*Problem to work on*
Gather up the lines that contain "xlabel".
* start *
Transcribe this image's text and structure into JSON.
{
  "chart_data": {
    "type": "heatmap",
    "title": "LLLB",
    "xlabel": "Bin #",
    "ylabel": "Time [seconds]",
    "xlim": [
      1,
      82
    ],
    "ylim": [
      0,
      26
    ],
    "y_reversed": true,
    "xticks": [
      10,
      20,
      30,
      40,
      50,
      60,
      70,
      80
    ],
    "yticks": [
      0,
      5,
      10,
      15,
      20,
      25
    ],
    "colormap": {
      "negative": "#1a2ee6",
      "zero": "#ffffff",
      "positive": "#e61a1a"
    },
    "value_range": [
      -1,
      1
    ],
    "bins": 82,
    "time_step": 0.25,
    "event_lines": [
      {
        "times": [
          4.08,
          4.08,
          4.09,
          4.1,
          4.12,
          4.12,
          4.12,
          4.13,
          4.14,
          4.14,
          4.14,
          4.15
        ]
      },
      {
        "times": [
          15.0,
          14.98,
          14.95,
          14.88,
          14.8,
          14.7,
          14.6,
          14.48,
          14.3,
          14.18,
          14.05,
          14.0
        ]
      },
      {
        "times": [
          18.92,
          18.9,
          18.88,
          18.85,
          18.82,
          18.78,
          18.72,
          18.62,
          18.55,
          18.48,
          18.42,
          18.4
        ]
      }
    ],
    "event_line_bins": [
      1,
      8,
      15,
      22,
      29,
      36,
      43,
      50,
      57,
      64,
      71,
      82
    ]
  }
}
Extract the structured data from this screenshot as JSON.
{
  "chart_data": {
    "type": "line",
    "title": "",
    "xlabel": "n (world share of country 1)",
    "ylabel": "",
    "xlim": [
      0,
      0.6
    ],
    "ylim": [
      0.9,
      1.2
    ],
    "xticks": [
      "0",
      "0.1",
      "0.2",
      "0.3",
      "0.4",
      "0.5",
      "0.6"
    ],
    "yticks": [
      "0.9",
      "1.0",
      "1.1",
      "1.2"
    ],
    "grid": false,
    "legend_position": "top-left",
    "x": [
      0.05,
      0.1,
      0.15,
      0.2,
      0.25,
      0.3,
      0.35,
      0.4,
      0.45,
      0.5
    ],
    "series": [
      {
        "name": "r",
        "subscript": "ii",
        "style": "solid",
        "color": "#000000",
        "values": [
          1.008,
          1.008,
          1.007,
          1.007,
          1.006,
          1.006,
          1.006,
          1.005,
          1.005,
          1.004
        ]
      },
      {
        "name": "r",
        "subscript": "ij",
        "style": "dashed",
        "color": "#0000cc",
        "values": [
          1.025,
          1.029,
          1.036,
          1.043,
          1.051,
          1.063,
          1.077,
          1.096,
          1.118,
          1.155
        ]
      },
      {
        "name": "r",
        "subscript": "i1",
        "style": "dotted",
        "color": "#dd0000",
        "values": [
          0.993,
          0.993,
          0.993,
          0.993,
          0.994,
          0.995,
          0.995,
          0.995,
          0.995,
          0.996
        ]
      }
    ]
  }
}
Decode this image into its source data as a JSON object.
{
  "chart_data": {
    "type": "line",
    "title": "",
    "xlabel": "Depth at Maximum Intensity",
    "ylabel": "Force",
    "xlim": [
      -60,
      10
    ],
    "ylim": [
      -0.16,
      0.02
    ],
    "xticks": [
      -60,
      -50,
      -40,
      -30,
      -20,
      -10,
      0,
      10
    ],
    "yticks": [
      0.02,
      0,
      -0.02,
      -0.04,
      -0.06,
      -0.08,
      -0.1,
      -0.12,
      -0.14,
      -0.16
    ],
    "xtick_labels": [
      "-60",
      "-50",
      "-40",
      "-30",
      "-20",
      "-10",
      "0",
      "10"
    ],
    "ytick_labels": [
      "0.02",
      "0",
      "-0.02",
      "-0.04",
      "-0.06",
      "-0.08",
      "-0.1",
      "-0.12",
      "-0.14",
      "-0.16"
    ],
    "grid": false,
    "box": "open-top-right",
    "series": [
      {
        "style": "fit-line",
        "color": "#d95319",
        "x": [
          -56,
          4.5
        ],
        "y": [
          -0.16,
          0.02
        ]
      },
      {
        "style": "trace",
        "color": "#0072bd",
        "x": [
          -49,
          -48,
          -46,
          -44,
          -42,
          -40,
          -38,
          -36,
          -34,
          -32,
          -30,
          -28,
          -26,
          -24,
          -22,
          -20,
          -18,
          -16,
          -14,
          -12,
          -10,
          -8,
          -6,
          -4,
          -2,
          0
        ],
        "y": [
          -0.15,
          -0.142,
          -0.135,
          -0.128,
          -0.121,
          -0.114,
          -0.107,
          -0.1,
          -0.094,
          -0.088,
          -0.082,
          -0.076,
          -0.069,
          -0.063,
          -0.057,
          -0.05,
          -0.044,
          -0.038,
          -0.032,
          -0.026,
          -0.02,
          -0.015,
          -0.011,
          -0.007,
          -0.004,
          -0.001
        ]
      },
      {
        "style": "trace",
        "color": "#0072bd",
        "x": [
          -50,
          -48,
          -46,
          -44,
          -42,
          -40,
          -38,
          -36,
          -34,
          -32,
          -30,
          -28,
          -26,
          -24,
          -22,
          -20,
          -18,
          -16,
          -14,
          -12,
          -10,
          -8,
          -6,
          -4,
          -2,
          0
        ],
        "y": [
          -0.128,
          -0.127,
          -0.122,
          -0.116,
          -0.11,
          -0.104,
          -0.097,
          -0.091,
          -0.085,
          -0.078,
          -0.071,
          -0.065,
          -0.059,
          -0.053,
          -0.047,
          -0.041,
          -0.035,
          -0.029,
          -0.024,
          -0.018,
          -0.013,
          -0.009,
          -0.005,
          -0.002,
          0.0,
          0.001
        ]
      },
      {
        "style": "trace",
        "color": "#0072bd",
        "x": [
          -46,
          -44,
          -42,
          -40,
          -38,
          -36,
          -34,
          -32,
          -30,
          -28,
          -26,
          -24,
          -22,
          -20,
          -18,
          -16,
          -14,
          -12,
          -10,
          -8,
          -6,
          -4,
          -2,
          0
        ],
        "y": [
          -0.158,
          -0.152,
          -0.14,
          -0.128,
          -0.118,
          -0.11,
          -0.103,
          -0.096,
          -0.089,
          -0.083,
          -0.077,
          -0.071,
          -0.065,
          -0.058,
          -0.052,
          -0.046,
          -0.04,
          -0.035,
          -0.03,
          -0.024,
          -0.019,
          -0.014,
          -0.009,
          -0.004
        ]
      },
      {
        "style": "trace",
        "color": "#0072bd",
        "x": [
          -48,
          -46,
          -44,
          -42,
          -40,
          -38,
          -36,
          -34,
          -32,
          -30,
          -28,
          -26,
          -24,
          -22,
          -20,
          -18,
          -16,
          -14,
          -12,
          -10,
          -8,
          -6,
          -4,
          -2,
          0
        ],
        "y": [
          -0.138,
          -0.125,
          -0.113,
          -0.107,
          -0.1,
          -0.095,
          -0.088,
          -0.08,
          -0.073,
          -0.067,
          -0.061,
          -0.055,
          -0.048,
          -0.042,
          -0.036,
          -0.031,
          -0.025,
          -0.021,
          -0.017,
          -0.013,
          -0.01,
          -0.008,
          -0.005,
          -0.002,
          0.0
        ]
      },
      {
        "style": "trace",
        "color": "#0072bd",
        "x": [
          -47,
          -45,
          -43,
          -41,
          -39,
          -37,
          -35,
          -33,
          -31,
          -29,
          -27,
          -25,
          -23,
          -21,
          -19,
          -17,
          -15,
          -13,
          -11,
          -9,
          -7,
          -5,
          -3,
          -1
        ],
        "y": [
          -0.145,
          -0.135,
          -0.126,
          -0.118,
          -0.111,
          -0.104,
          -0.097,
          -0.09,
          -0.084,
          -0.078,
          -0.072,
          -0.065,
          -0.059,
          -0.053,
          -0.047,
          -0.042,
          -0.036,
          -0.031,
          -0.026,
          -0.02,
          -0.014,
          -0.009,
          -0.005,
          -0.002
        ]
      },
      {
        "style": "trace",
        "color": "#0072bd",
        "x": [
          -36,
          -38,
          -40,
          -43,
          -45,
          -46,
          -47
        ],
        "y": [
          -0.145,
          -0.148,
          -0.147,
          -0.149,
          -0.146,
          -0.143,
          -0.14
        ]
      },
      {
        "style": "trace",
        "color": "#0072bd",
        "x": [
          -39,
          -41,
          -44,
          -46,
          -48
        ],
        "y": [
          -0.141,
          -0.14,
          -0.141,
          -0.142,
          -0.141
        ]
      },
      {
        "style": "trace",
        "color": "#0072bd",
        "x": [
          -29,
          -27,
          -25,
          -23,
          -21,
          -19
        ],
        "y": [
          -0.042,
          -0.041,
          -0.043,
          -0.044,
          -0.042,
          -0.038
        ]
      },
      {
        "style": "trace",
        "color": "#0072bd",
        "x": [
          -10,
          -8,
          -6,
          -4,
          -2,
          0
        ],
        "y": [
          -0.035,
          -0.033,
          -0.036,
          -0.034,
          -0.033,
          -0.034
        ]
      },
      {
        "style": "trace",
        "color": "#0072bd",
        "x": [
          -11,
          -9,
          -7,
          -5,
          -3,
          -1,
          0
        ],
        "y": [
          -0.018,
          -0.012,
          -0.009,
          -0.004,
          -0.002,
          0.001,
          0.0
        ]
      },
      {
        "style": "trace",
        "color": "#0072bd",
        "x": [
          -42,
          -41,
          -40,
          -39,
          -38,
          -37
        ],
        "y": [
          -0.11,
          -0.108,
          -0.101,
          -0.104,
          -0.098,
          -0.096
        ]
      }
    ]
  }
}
* end *
*Problem solution*
    "xlabel": "Bin #",
    "xlabel": "n (world share of country 1)",
    "xlabel": "Depth at Maximum Intensity",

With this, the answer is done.